#### [Work to complete]
Quote the lines below verbatim, beginning with the very first line and stopping after the line that contains "right-bottom-tick-label: 10 bbox=[1521, 399, 1537, 415]".

***

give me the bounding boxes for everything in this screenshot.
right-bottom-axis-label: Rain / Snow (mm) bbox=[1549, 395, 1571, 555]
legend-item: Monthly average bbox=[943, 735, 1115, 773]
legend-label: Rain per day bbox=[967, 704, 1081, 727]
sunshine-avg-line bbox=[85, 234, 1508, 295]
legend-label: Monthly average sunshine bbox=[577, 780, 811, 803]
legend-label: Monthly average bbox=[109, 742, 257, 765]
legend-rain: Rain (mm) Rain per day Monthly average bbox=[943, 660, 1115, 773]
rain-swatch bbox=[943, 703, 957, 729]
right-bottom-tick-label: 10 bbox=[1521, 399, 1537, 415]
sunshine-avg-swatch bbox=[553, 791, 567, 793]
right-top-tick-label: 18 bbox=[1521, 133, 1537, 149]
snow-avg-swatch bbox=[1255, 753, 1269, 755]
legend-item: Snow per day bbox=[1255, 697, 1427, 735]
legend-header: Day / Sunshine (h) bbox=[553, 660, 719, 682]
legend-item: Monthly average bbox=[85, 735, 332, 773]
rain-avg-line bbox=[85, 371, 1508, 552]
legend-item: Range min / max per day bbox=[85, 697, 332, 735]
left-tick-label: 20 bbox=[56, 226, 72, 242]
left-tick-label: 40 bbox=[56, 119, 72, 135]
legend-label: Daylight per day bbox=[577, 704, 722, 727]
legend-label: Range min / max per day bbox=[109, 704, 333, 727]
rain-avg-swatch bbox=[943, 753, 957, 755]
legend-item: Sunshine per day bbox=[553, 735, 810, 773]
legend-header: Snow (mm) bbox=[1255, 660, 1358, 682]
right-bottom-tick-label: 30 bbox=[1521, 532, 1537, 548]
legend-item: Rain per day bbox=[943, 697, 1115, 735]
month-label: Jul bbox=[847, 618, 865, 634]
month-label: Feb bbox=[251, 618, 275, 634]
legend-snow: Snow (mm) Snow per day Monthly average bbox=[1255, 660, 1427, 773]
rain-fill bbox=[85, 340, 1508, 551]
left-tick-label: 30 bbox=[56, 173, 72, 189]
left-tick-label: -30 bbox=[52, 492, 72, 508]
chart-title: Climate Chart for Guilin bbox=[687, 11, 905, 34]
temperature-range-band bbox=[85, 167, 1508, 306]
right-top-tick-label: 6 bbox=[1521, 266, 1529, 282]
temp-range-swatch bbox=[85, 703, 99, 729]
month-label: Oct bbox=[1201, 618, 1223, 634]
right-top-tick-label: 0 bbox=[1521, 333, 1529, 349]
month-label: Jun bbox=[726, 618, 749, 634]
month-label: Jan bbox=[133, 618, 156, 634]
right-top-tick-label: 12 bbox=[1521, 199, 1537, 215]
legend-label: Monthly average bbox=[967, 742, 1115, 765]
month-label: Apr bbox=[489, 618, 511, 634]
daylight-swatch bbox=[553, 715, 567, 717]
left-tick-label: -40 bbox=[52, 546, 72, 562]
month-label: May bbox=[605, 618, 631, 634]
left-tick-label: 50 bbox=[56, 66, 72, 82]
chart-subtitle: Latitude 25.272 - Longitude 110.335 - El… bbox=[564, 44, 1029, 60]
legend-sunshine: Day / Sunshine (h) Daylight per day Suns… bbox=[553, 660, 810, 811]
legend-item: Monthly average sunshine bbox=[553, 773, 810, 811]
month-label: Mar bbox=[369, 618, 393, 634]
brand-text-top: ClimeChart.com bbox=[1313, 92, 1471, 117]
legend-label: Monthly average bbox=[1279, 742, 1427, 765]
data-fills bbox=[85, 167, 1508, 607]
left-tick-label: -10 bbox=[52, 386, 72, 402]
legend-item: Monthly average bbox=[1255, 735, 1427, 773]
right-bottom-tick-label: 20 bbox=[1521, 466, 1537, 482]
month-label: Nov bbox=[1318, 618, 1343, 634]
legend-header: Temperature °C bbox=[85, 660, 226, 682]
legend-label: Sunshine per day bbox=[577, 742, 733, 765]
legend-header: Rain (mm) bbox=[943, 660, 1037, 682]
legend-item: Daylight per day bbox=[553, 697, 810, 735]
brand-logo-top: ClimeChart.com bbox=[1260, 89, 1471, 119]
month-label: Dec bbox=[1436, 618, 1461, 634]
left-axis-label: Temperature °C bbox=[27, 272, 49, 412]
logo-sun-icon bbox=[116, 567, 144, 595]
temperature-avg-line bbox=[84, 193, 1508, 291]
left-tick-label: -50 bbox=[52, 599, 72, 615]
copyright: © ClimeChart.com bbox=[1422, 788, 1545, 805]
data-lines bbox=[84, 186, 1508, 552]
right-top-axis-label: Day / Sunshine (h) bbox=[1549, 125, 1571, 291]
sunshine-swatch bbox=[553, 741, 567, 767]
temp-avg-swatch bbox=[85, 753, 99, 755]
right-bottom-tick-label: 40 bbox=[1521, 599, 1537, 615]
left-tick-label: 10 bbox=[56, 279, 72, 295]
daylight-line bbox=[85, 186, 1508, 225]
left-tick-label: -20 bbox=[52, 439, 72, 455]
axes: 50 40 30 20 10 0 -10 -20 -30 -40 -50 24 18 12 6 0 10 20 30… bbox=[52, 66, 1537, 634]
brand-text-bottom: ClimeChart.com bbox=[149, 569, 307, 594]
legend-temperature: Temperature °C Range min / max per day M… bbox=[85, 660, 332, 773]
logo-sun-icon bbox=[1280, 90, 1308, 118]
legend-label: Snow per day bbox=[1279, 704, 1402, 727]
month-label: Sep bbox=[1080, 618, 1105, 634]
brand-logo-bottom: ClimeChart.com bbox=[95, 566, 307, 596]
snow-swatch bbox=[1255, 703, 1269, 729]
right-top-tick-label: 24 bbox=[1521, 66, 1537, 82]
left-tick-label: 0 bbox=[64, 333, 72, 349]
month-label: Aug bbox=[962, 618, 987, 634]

***

#### [Problem solution]
give me the bounding boxes for everything in this screenshot.
right-bottom-axis-label: Rain / Snow (mm) bbox=[1549, 395, 1571, 555]
legend-item: Monthly average bbox=[943, 735, 1115, 773]
legend-label: Rain per day bbox=[967, 704, 1081, 727]
sunshine-avg-line bbox=[85, 234, 1508, 295]
legend-label: Monthly average sunshine bbox=[577, 780, 811, 803]
legend-label: Monthly average bbox=[109, 742, 257, 765]
legend-rain: Rain (mm) Rain per day Monthly average bbox=[943, 660, 1115, 773]
rain-swatch bbox=[943, 703, 957, 729]
right-bottom-tick-label: 10 bbox=[1521, 399, 1537, 415]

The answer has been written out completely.